=== Task to complete ===
Locate the lines of the listing below that hold "CONSUMO", then copy each of them.

==*==

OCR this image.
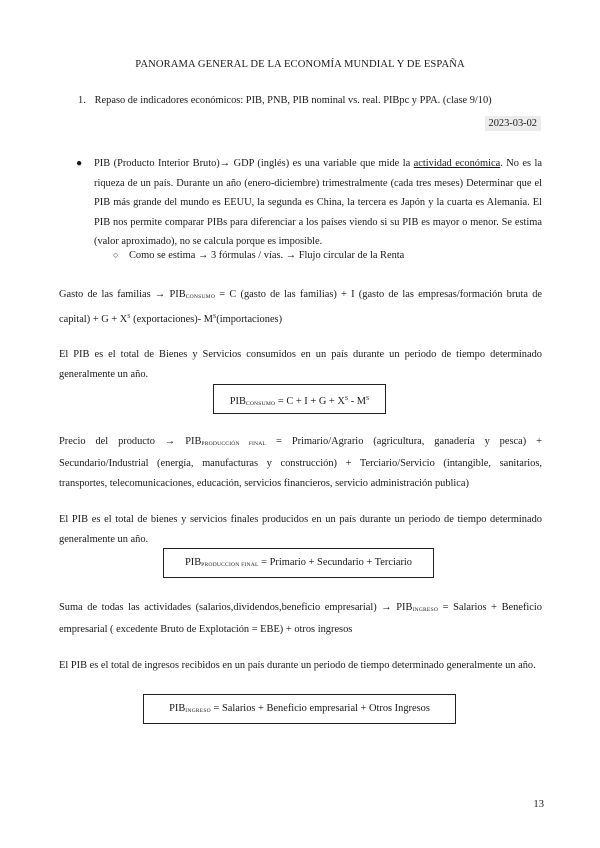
PANORAMA GENERAL DE LA ECONOMÍA MUNDIAL Y DE ESPAÑA
1. Repaso de indicadores económicos: PIB, PNB, PIB nominal vs. real. PIBpc y PPA. (clase 9/10)
2023-03-02
● PIB (Producto Interior Bruto)→ GDP (inglés) es una variable que mide la actividad económica. No es la riqueza de un país. Durante un año (enero-diciembre) trimestralmente (cada tres meses) Determinar que el PIB más grande del mundo es EEUU, la segunda es China, la tercera es Japón y la cuarta es Alemania. El PIB nos permite comparar PIBs para diferenciar a los países viendo si su PIB es mayor o menor. Se estima (valor aproximado), no se calcula porque es imposible.
○ Como se estima → 3 fórmulas / vías. → Flujo circular de la Renta
Gasto de las familias → $PIB_{CONSUMO} = C$ (gasto de las familias) + I (gasto de las empresas/formación bruta de capital) + $G + X^S$ (exportaciones)- $M^S(importaciones)$
El PIB es el total de Bienes y Servicios consumidos en un país durante un periodo de tiempo determinado generalmente un año.
$PIB_{CONSUMO} = C + I + G + X^S - M^S$
Precio del producto → $PIB_{PRODUCCIÓN FINAL}$ = Primario/Agrario (agricultura, ganadería y pesca) + Secundario/Industrial (energía, manufacturas y construcción) + Terciario/Servicio (intangible, sanitarios, transportes, telecomunicaciones, educación, servicios financieros, servicio administración publica)
El PIB es el total de bienes y servicios finales producidos en un país durante un periodo de tiempo determinado generalmente un año.
$PIB_{PRODUCCION FINAL}$ = Primario + Secundario + Terciario
Suma de todas las actividades (salarios,dividendos,beneficio empresarial) → $PIB_{INGRESO}$ = Salarios + Beneficio empresarial ( excedente Bruto de Explotación = EBE) + otros ingresos
El PIB es el total de ingresos recibidos en un país durante un periodo de tiempo determinado generalmente un año.
$PIB_{INGRESO}$ = Salarios + Beneficio empresarial + Otros Ingresos
13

==*==

=== Written answer ===
Gasto de las familias → $PIB_{CONSUMO} = C$ (gasto de las familias) + I (gasto de las empresas/formación bruta de capital) + $G + X^S$ (exportaciones)- $M^S(importaciones)$
$PIB_{CONSUMO} = C + I + G + X^S - M^S$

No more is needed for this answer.